Problem requirements ::
Your task is to repeat the entries underneath exactly, minus the pictures.

Supplied entries ::
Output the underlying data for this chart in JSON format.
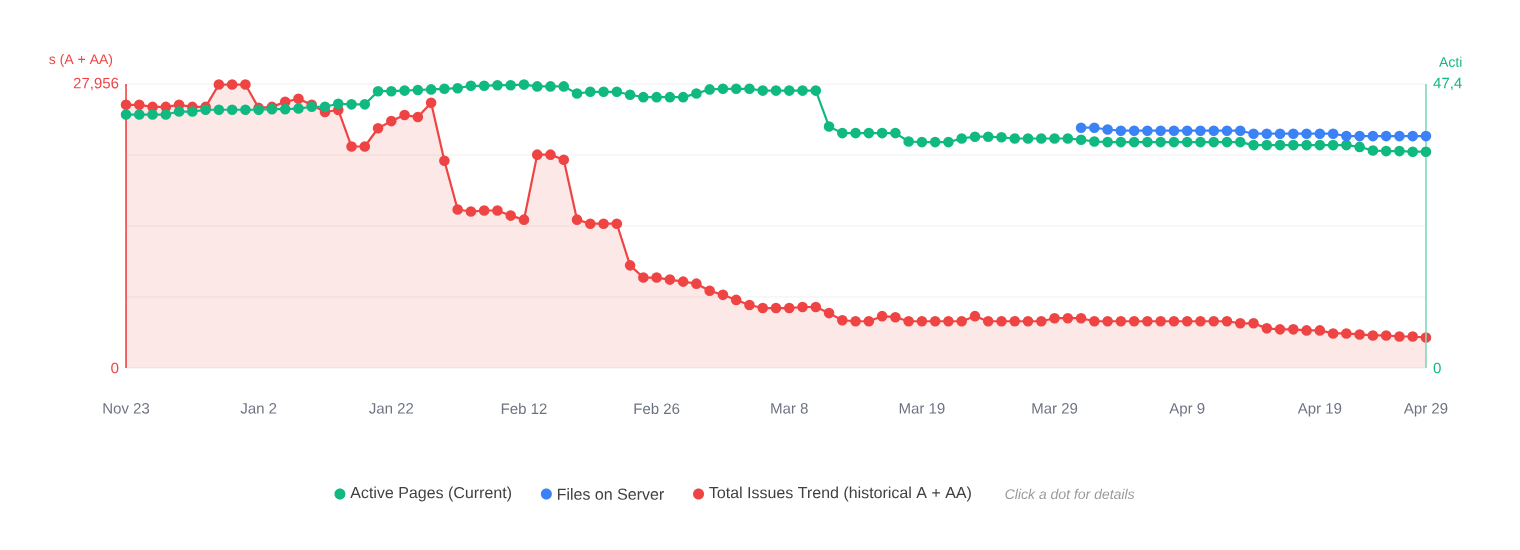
{
  "chart_data": {
    "type": "line",
    "y2label": "Acti",
    "ylabel": "s (A + AA)",
    "categories": [
      "Nov 23",
      null,
      null,
      null,
      null,
      null,
      null,
      null,
      null,
      null,
      "Jan 2",
      null,
      null,
      null,
      null,
      null,
      null,
      null,
      null,
      null,
      "Jan 22",
      null,
      null,
      null,
      null,
      null,
      null,
      null,
      null,
      null,
      "Feb 12",
      null,
      null,
      null,
      null,
      null,
      null,
      null,
      null,
      null,
      "Feb 26",
      null,
      null,
      null,
      null,
      null,
      null,
      null,
      null,
      null,
      "Mar 8",
      null,
      null,
      null,
      null,
      null,
      null,
      null,
      null,
      null,
      "Mar 19",
      null,
      null,
      null,
      null,
      null,
      null,
      null,
      null,
      null,
      "Mar 29",
      null,
      null,
      null,
      null,
      null,
      null,
      null,
      null,
      null,
      "Apr 9",
      null,
      null,
      null,
      null,
      null,
      null,
      null,
      null,
      null,
      "Apr 19",
      null,
      null,
      null,
      null,
      null,
      null,
      null,
      "Apr 29"
    ],
    "series": [
      {
        "name": "Active Pages (Current)",
        "color": "#10b981",
        "axis": "y2",
        "values": [
          42.3,
          42.3,
          42.3,
          42.3,
          42.8,
          42.8,
          43.1,
          43.1,
          43.1,
          43.1,
          43.1,
          43.2,
          43.2,
          43.3,
          43.6,
          43.6,
          44.1,
          44.0,
          44.0,
          46.2,
          46.2,
          46.3,
          46.4,
          46.5,
          46.6,
          46.7,
          47.1,
          47.1,
          47.2,
          47.2,
          47.3,
          47.0,
          47.0,
          47.0,
          45.8,
          46.1,
          46.1,
          46.1,
          45.6,
          45.2,
          45.2,
          45.2,
          45.2,
          45.8,
          46.5,
          46.6,
          46.6,
          46.6,
          46.3,
          46.3,
          46.3,
          46.3,
          46.3,
          40.3,
          39.2,
          39.2,
          39.2,
          39.2,
          39.2,
          37.8,
          37.7,
          37.7,
          37.7,
          38.3,
          38.6,
          38.6,
          38.5,
          38.3,
          38.3,
          38.3,
          38.3,
          38.3,
          38.1,
          37.8,
          37.7,
          37.7,
          37.7,
          37.7,
          37.7,
          37.7,
          37.7,
          37.7,
          37.7,
          37.7,
          37.7,
          37.2,
          37.2,
          37.2,
          37.2,
          37.2,
          37.2,
          37.2,
          37.2,
          36.9,
          36.3,
          36.2,
          36.2,
          36.1,
          36.1
        ]
      },
      {
        "name": "Files on Server",
        "color": "#3b82f6",
        "axis": "y2",
        "values": [
          null,
          null,
          null,
          null,
          null,
          null,
          null,
          null,
          null,
          null,
          null,
          null,
          null,
          null,
          null,
          null,
          null,
          null,
          null,
          null,
          null,
          null,
          null,
          null,
          null,
          null,
          null,
          null,
          null,
          null,
          null,
          null,
          null,
          null,
          null,
          null,
          null,
          null,
          null,
          null,
          null,
          null,
          null,
          null,
          null,
          null,
          null,
          null,
          null,
          null,
          null,
          null,
          null,
          null,
          null,
          null,
          null,
          null,
          null,
          null,
          null,
          null,
          null,
          null,
          null,
          null,
          null,
          null,
          null,
          null,
          null,
          null,
          40.1,
          40.1,
          39.8,
          39.6,
          39.6,
          39.6,
          39.6,
          39.6,
          39.6,
          39.6,
          39.6,
          39.6,
          39.6,
          39.1,
          39.1,
          39.1,
          39.1,
          39.1,
          39.1,
          39.1,
          38.7,
          38.7,
          38.7,
          38.7,
          38.7,
          38.7,
          38.7
        ]
      },
      {
        "name": "Total Issues Trend (historical A + AA)",
        "color": "#ef4444",
        "type": "area",
        "values": [
          25900,
          25900,
          25700,
          25700,
          25900,
          25700,
          25700,
          27900,
          27900,
          27900,
          25600,
          25700,
          26200,
          26500,
          25900,
          25200,
          25400,
          21800,
          21800,
          23600,
          24300,
          24900,
          24700,
          26100,
          20400,
          15600,
          15400,
          15500,
          15500,
          15000,
          14600,
          21000,
          21000,
          20500,
          14600,
          14200,
          14200,
          14200,
          10100,
          8900,
          8900,
          8700,
          8500,
          8300,
          7600,
          7200,
          6700,
          6200,
          5900,
          5900,
          5900,
          6000,
          6000,
          5400,
          4700,
          4600,
          4600,
          5100,
          5000,
          4600,
          4600,
          4600,
          4600,
          4600,
          5100,
          4600,
          4600,
          4600,
          4600,
          4600,
          4900,
          4900,
          4900,
          4600,
          4600,
          4600,
          4600,
          4600,
          4600,
          4600,
          4600,
          4600,
          4600,
          4600,
          4400,
          4400,
          3900,
          3800,
          3800,
          3700,
          3700,
          3400,
          3400,
          3300,
          3200,
          3200,
          3100,
          3100,
          3000
        ]
      }
    ],
    "ylim": [
      0,
      27956
    ],
    "yticks": [
      0,
      {
        "value": 6989,
        "label": null
      },
      {
        "value": 13978,
        "label": null
      },
      {
        "value": 20967,
        "label": null
      },
      {
        "value": 27956,
        "label": "27,956"
      }
    ],
    "y2lim": [
      0,
      47.4
    ],
    "y2ticks": [
      0,
      {
        "value": 47.4,
        "label": "47,4"
      }
    ],
    "grid": "y",
    "marker": "circle",
    "legend": "bottom",
    "annotations": [
      "Click a dot for details"
    ]
  }
}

Result of the task ::
Output the underlying data for this chart in JSON format.
{
  "chart_data": {
    "type": "line",
    "y2label": "Acti",
    "ylabel": "s (A + AA)",
    "categories": [
      "Nov 23",
      null,
      null,
      null,
      null,
      null,
      null,
      null,
      null,
      null,
      "Jan 2",
      null,
      null,
      null,
      null,
      null,
      null,
      null,
      null,
      null,
      "Jan 22",
      null,
      null,
      null,
      null,
      null,
      null,
      null,
      null,
      null,
      "Feb 12",
      null,
      null,
      null,
      null,
      null,
      null,
      null,
      null,
      null,
      "Feb 26",
      null,
      null,
      null,
      null,
      null,
      null,
      null,
      null,
      null,
      "Mar 8",
      null,
      null,
      null,
      null,
      null,
      null,
      null,
      null,
      null,
      "Mar 19",
      null,
      null,
      null,
      null,
      null,
      null,
      null,
      null,
      null,
      "Mar 29",
      null,
      null,
      null,
      null,
      null,
      null,
      null,
      null,
      null,
      "Apr 9",
      null,
      null,
      null,
      null,
      null,
      null,
      null,
      null,
      null,
      "Apr 19",
      null,
      null,
      null,
      null,
      null,
      null,
      null,
      "Apr 29"
    ],
    "series": [
      {
        "name": "Active Pages (Current)",
        "color": "#10b981",
        "axis": "y2",
        "values": [
          42.3,
          42.3,
          42.3,
          42.3,
          42.8,
          42.8,
          43.1,
          43.1,
          43.1,
          43.1,
          43.1,
          43.2,
          43.2,
          43.3,
          43.6,
          43.6,
          44.1,
          44.0,
          44.0,
          46.2,
          46.2,
          46.3,
          46.4,
          46.5,
          46.6,
          46.7,
          47.1,
          47.1,
          47.2,
          47.2,
          47.3,
          47.0,
          47.0,
          47.0,
          45.8,
          46.1,
          46.1,
          46.1,
          45.6,
          45.2,
          45.2,
          45.2,
          45.2,
          45.8,
          46.5,
          46.6,
          46.6,
          46.6,
          46.3,
          46.3,
          46.3,
          46.3,
          46.3,
          40.3,
          39.2,
          39.2,
          39.2,
          39.2,
          39.2,
          37.8,
          37.7,
          37.7,
          37.7,
          38.3,
          38.6,
          38.6,
          38.5,
          38.3,
          38.3,
          38.3,
          38.3,
          38.3,
          38.1,
          37.8,
          37.7,
          37.7,
          37.7,
          37.7,
          37.7,
          37.7,
          37.7,
          37.7,
          37.7,
          37.7,
          37.7,
          37.2,
          37.2,
          37.2,
          37.2,
          37.2,
          37.2,
          37.2,
          37.2,
          36.9,
          36.3,
          36.2,
          36.2,
          36.1,
          36.1
        ]
      },
      {
        "name": "Files on Server",
        "color": "#3b82f6",
        "axis": "y2",
        "values": [
          null,
          null,
          null,
          null,
          null,
          null,
          null,
          null,
          null,
          null,
          null,
          null,
          null,
          null,
          null,
          null,
          null,
          null,
          null,
          null,
          null,
          null,
          null,
          null,
          null,
          null,
          null,
          null,
          null,
          null,
          null,
          null,
          null,
          null,
          null,
          null,
          null,
          null,
          null,
          null,
          null,
          null,
          null,
          null,
          null,
          null,
          null,
          null,
          null,
          null,
          null,
          null,
          null,
          null,
          null,
          null,
          null,
          null,
          null,
          null,
          null,
          null,
          null,
          null,
          null,
          null,
          null,
          null,
          null,
          null,
          null,
          null,
          40.1,
          40.1,
          39.8,
          39.6,
          39.6,
          39.6,
          39.6,
          39.6,
          39.6,
          39.6,
          39.6,
          39.6,
          39.6,
          39.1,
          39.1,
          39.1,
          39.1,
          39.1,
          39.1,
          39.1,
          38.7,
          38.7,
          38.7,
          38.7,
          38.7,
          38.7,
          38.7
        ]
      },
      {
        "name": "Total Issues Trend (historical A + AA)",
        "color": "#ef4444",
        "type": "area",
        "values": [
          25900,
          25900,
          25700,
          25700,
          25900,
          25700,
          25700,
          27900,
          27900,
          27900,
          25600,
          25700,
          26200,
          26500,
          25900,
          25200,
          25400,
          21800,
          21800,
          23600,
          24300,
          24900,
          24700,
          26100,
          20400,
          15600,
          15400,
          15500,
          15500,
          15000,
          14600,
          21000,
          21000,
          20500,
          14600,
          14200,
          14200,
          14200,
          10100,
          8900,
          8900,
          8700,
          8500,
          8300,
          7600,
          7200,
          6700,
          6200,
          5900,
          5900,
          5900,
          6000,
          6000,
          5400,
          4700,
          4600,
          4600,
          5100,
          5000,
          4600,
          4600,
          4600,
          4600,
          4600,
          5100,
          4600,
          4600,
          4600,
          4600,
          4600,
          4900,
          4900,
          4900,
          4600,
          4600,
          4600,
          4600,
          4600,
          4600,
          4600,
          4600,
          4600,
          4600,
          4600,
          4400,
          4400,
          3900,
          3800,
          3800,
          3700,
          3700,
          3400,
          3400,
          3300,
          3200,
          3200,
          3100,
          3100,
          3000
        ]
      }
    ],
    "ylim": [
      0,
      27956
    ],
    "yticks": [
      0,
      {
        "value": 6989,
        "label": null
      },
      {
        "value": 13978,
        "label": null
      },
      {
        "value": 20967,
        "label": null
      },
      {
        "value": 27956,
        "label": "27,956"
      }
    ],
    "y2lim": [
      0,
      47.4
    ],
    "y2ticks": [
      0,
      {
        "value": 47.4,
        "label": "47,4"
      }
    ],
    "grid": "y",
    "marker": "circle",
    "legend": "bottom",
    "annotations": [
      "Click a dot for details"
    ]
  }
}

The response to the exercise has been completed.